• **Written task**
Only the number is wanted: how many lines hold the word "date"?

• **Material provided**
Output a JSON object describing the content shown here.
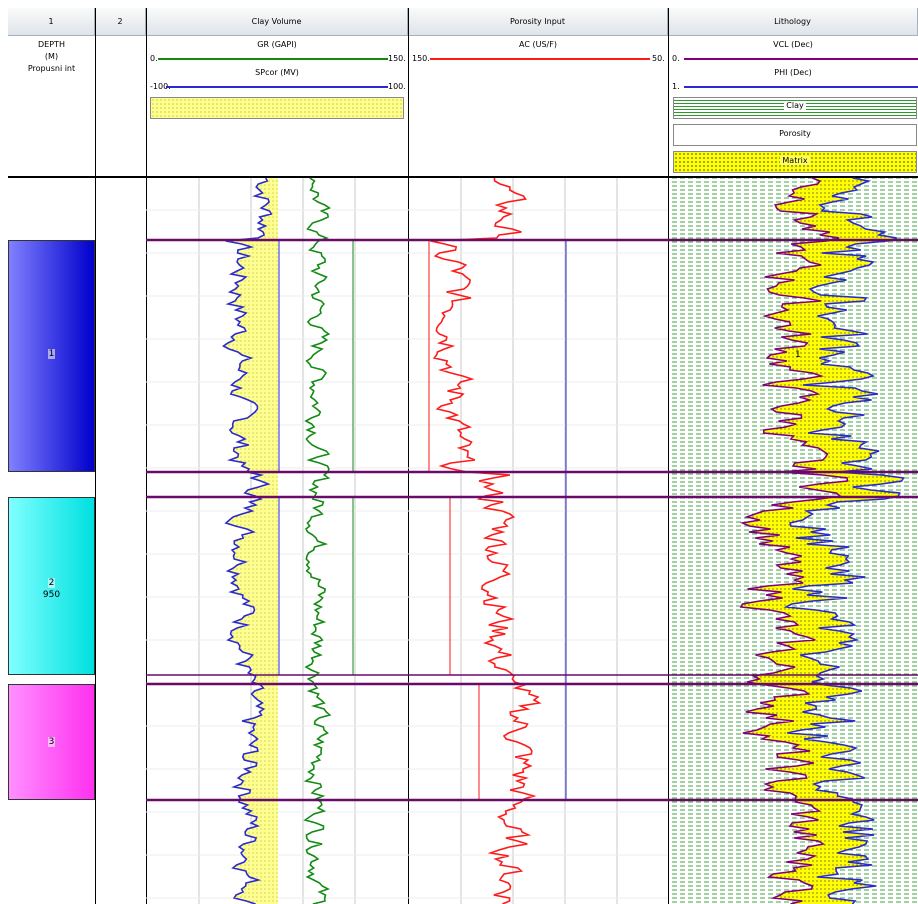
{
  "track_headers": [
    "1",
    "2",
    "Clay Volume",
    "Porosity Input",
    "Lithology"
  ],
  "depth_track": {
    "line1": "DEPTH",
    "line2": "(M)",
    "line3": "Propusni int"
  },
  "curves": {
    "gr": {
      "name": "GR (GAPI)",
      "min": "0.",
      "max": "150.",
      "color": "#138a13"
    },
    "sp": {
      "name": "SPcor (MV)",
      "min": "-100.",
      "max": "100.",
      "color": "#2a2ad0"
    },
    "ac": {
      "name": "AC (US/F)",
      "min": "150.",
      "max": "50.",
      "color": "#ff1a1a"
    },
    "vcl": {
      "name": "VCL (Dec)",
      "min": "0.",
      "max": "",
      "color": "#800080"
    },
    "phi": {
      "name": "PHI (Dec)",
      "min": "1.",
      "max": "",
      "color": "#2a2ad0"
    }
  },
  "legend": {
    "clay": "Clay",
    "porosity": "Porosity",
    "matrix": "Matrix"
  },
  "zones": [
    {
      "label": "1",
      "depth": "",
      "color_top": "#7a7aff",
      "color_bottom": "#0000c8"
    },
    {
      "label": "2",
      "depth": "950",
      "color_top": "#7ff7f7",
      "color_bottom": "#00e6e6"
    },
    {
      "label": "3",
      "depth": "",
      "color_top": "#ff90ff",
      "color_bottom": "#ff2cf0"
    }
  ],
  "lithology_zone_label": "1",
  "colors": {
    "boundary": "#6a0a6a",
    "fill_yellow": "#ffff00",
    "clay_dash": "#2e9a2e"
  },
  "chart_data": {
    "type": "line",
    "title": "",
    "tracks": [
      "Clay Volume",
      "Porosity Input",
      "Lithology"
    ],
    "depth_unit": "M",
    "depth_label": "950",
    "zones": [
      "1",
      "2",
      "3"
    ],
    "series": [
      {
        "name": "GR (GAPI)",
        "range": [
          0,
          150
        ]
      },
      {
        "name": "SPcor (MV)",
        "range": [
          -100,
          100
        ]
      },
      {
        "name": "AC (US/F)",
        "range": [
          150,
          50
        ]
      },
      {
        "name": "VCL (Dec)",
        "range": [
          0,
          1
        ]
      },
      {
        "name": "PHI (Dec)",
        "range": [
          1,
          0
        ]
      }
    ]
  }
}
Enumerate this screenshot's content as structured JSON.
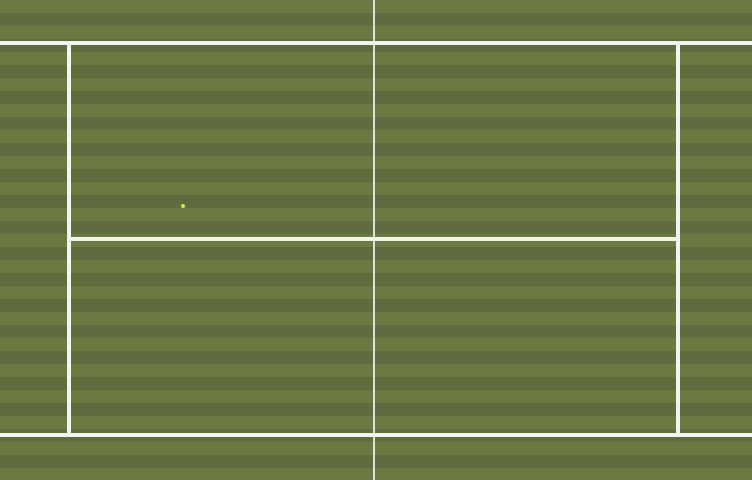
{
  "scene": {
    "type": "tennis-court-top-down",
    "surface": "grass",
    "colors": {
      "grass_light": "#6a7a42",
      "grass_dark": "#5f6c3e",
      "court_lines": "#f3f4ee",
      "net": "#f5f5f0",
      "ball": "#d9e63a"
    }
  }
}
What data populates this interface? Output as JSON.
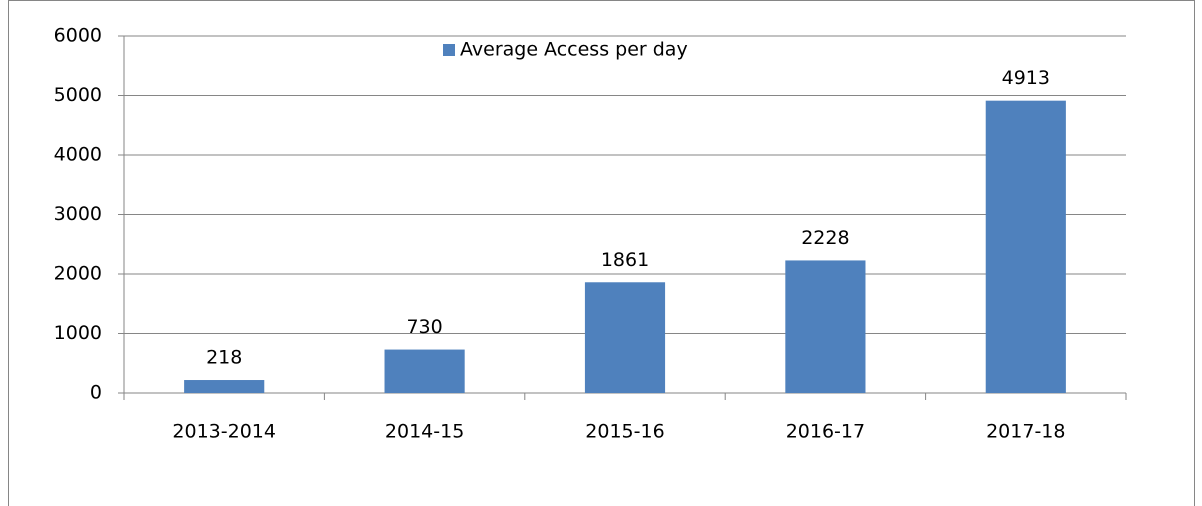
{
  "chart_data": {
    "type": "bar",
    "categories": [
      "2013-2014",
      "2014-15",
      "2015-16",
      "2016-17",
      "2017-18"
    ],
    "series": [
      {
        "name": "Average Access per day",
        "color": "#4f81bd",
        "values": [
          218,
          730,
          1861,
          2228,
          4913
        ]
      }
    ],
    "ylim": [
      0,
      6000
    ],
    "yticks": [
      0,
      1000,
      2000,
      3000,
      4000,
      5000,
      6000
    ],
    "grid": true,
    "legend": "top",
    "data_labels": true
  }
}
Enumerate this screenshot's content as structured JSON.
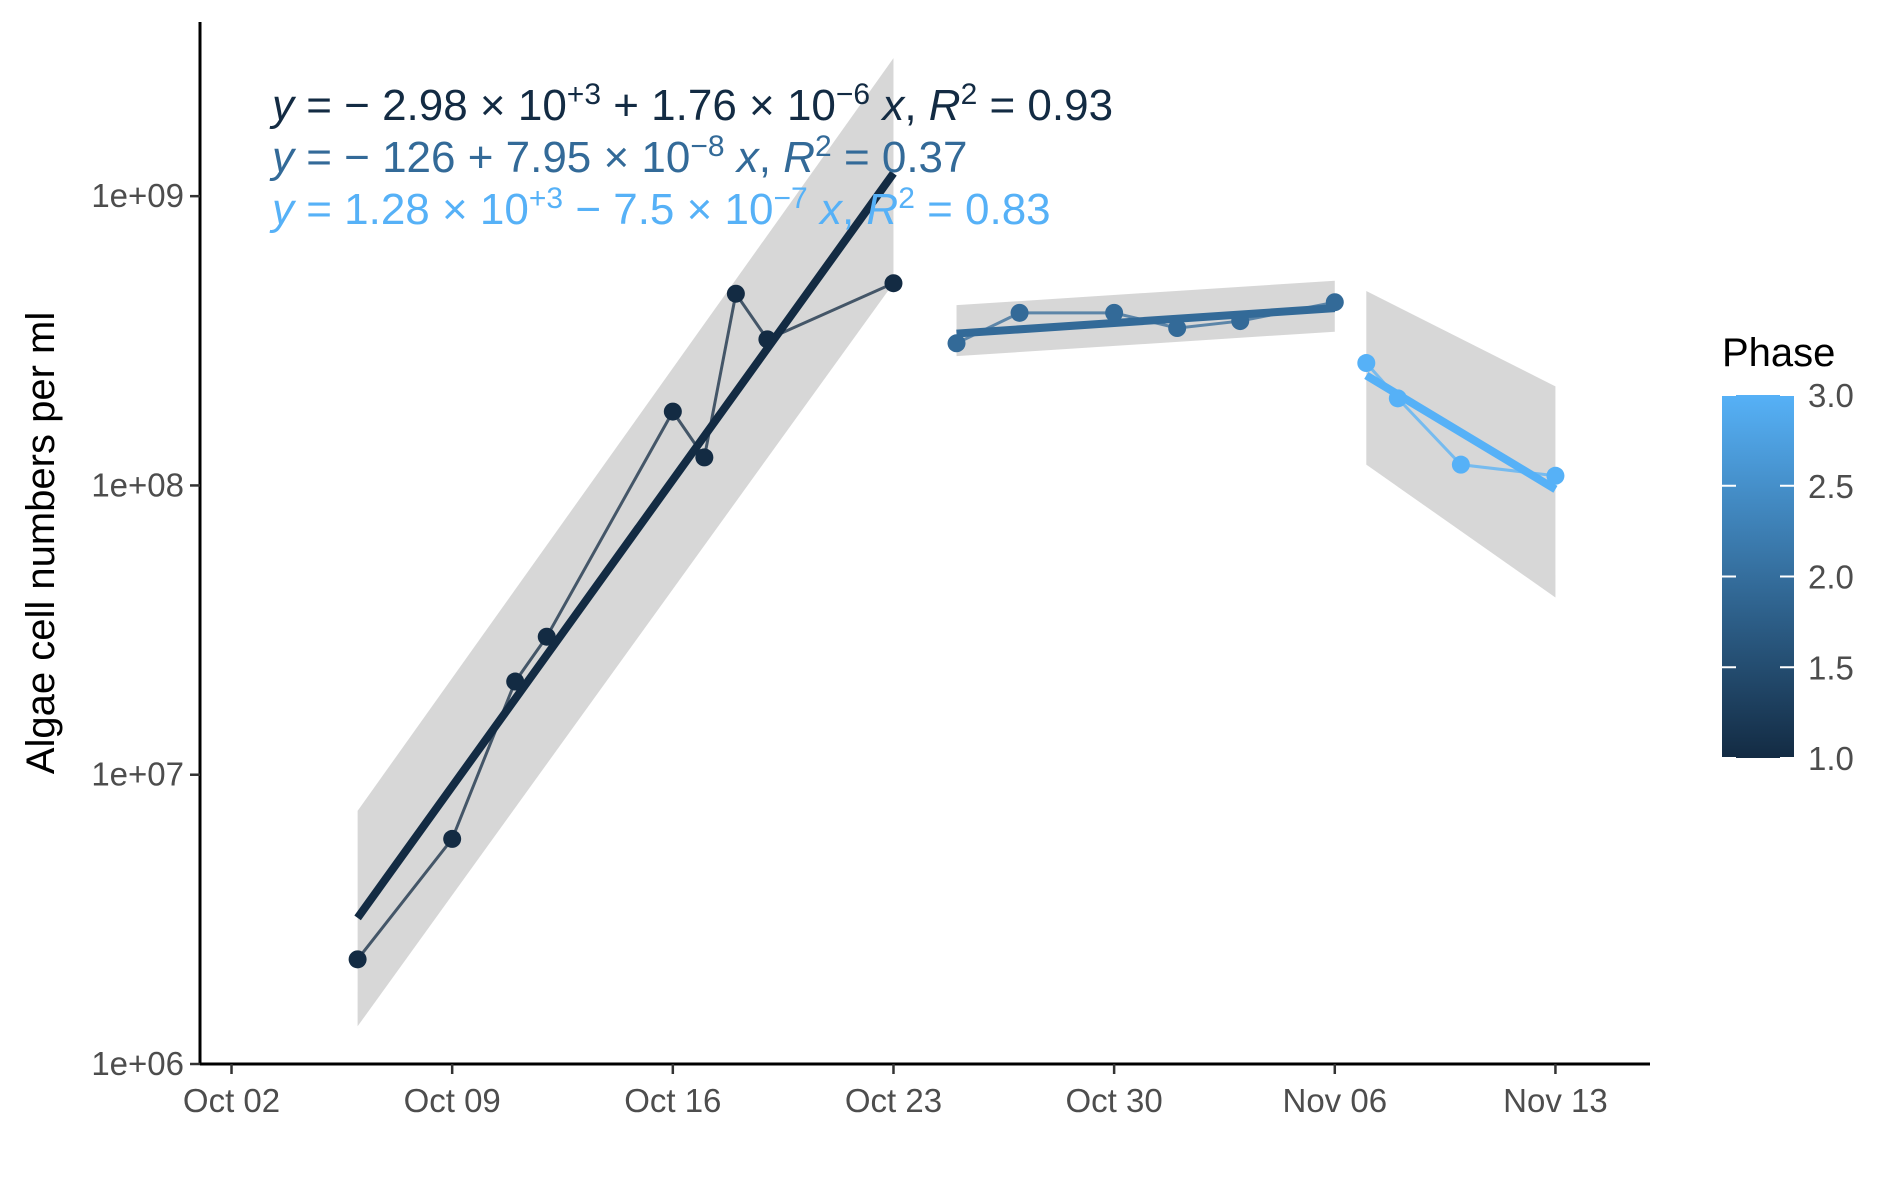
{
  "chart_data": {
    "type": "line",
    "title": "",
    "xlabel": "",
    "ylabel": "Algae cell numbers per ml",
    "y_scale": "log10",
    "ylim": [
      1000000,
      4000000000
    ],
    "xlim": [
      "2020-10-01",
      "2020-11-16"
    ],
    "x_ticks": [
      {
        "date": "2020-10-02",
        "label": "Oct 02"
      },
      {
        "date": "2020-10-09",
        "label": "Oct 09"
      },
      {
        "date": "2020-10-16",
        "label": "Oct 16"
      },
      {
        "date": "2020-10-23",
        "label": "Oct 23"
      },
      {
        "date": "2020-10-30",
        "label": "Oct 30"
      },
      {
        "date": "2020-11-06",
        "label": "Nov 06"
      },
      {
        "date": "2020-11-13",
        "label": "Nov 13"
      }
    ],
    "y_ticks": [
      {
        "value": 1000000,
        "label": "1e+06"
      },
      {
        "value": 10000000,
        "label": "1e+07"
      },
      {
        "value": 100000000,
        "label": "1e+08"
      },
      {
        "value": 1000000000,
        "label": "1e+09"
      }
    ],
    "grid": false,
    "series": [
      {
        "phase": 1,
        "color": "#132b43",
        "x": [
          "2020-10-06",
          "2020-10-09",
          "2020-10-11",
          "2020-10-12",
          "2020-10-16",
          "2020-10-17",
          "2020-10-18",
          "2020-10-19",
          "2020-10-23"
        ],
        "y": [
          2300000,
          6000000,
          21000000,
          30000000,
          180000000,
          125000000,
          460000000,
          320000000,
          500000000
        ],
        "fit": {
          "x": [
            "2020-10-06",
            "2020-10-23"
          ],
          "y": [
            3200000,
            1200000000
          ]
        },
        "band": {
          "x": [
            "2020-10-06",
            "2020-10-23"
          ],
          "upper": [
            7500000,
            3000000000
          ],
          "lower": [
            1350000,
            500000000
          ]
        }
      },
      {
        "phase": 2,
        "color": "#336a98",
        "x": [
          "2020-10-25",
          "2020-10-27",
          "2020-10-30",
          "2020-11-01",
          "2020-11-03",
          "2020-11-06"
        ],
        "y": [
          310000000,
          395000000,
          395000000,
          350000000,
          370000000,
          430000000
        ],
        "fit": {
          "x": [
            "2020-10-25",
            "2020-11-06"
          ],
          "y": [
            335000000,
            410000000
          ]
        },
        "band": {
          "x": [
            "2020-10-25",
            "2020-11-06"
          ],
          "upper": [
            420000000,
            510000000
          ],
          "lower": [
            280000000,
            340000000
          ]
        }
      },
      {
        "phase": 3,
        "color": "#56b1f7",
        "x": [
          "2020-11-07",
          "2020-11-08",
          "2020-11-10",
          "2020-11-13"
        ],
        "y": [
          265000000,
          200000000,
          118000000,
          108000000
        ],
        "fit": {
          "x": [
            "2020-11-07",
            "2020-11-13"
          ],
          "y": [
            240000000,
            97000000
          ]
        },
        "band": {
          "x": [
            "2020-11-07",
            "2020-11-13"
          ],
          "upper": [
            470000000,
            220000000
          ],
          "lower": [
            118000000,
            41000000
          ]
        }
      }
    ],
    "equations": [
      {
        "color": "#132b43",
        "pre": "y",
        "mid1": " = − 2.98 × 10",
        "sup1": "+3",
        "mid2": " + 1.76 × 10",
        "sup2": "−6",
        "mid3": " ",
        "xv": "x",
        "mid4": ", ",
        "rv": "R",
        "sup3": "2",
        "tail": " = 0.93"
      },
      {
        "color": "#336a98",
        "pre": "y",
        "mid1": " = − 126 + 7.95 × 10",
        "sup1": "−8",
        "mid2": "",
        "sup2": "",
        "mid3": " ",
        "xv": "x",
        "mid4": ", ",
        "rv": "R",
        "sup3": "2",
        "tail": " = 0.37"
      },
      {
        "color": "#56b1f7",
        "pre": "y",
        "mid1": " = 1.28 × 10",
        "sup1": "+3",
        "mid2": " − 7.5 × 10",
        "sup2": "−7",
        "mid3": " ",
        "xv": "x",
        "mid4": ", ",
        "rv": "R",
        "sup3": "2",
        "tail": " = 0.83"
      }
    ],
    "legend": {
      "title": "Phase",
      "placement": "right",
      "type": "colorbar",
      "low_color": "#132b43",
      "high_color": "#56b1f7",
      "min": 1.0,
      "max": 3.0,
      "ticks": [
        {
          "value": 1.0,
          "label": "1.0"
        },
        {
          "value": 1.5,
          "label": "1.5"
        },
        {
          "value": 2.0,
          "label": "2.0"
        },
        {
          "value": 2.5,
          "label": "2.5"
        },
        {
          "value": 3.0,
          "label": "3.0"
        }
      ]
    },
    "band_color": "#d3d3d3"
  }
}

• **Exercise output**
7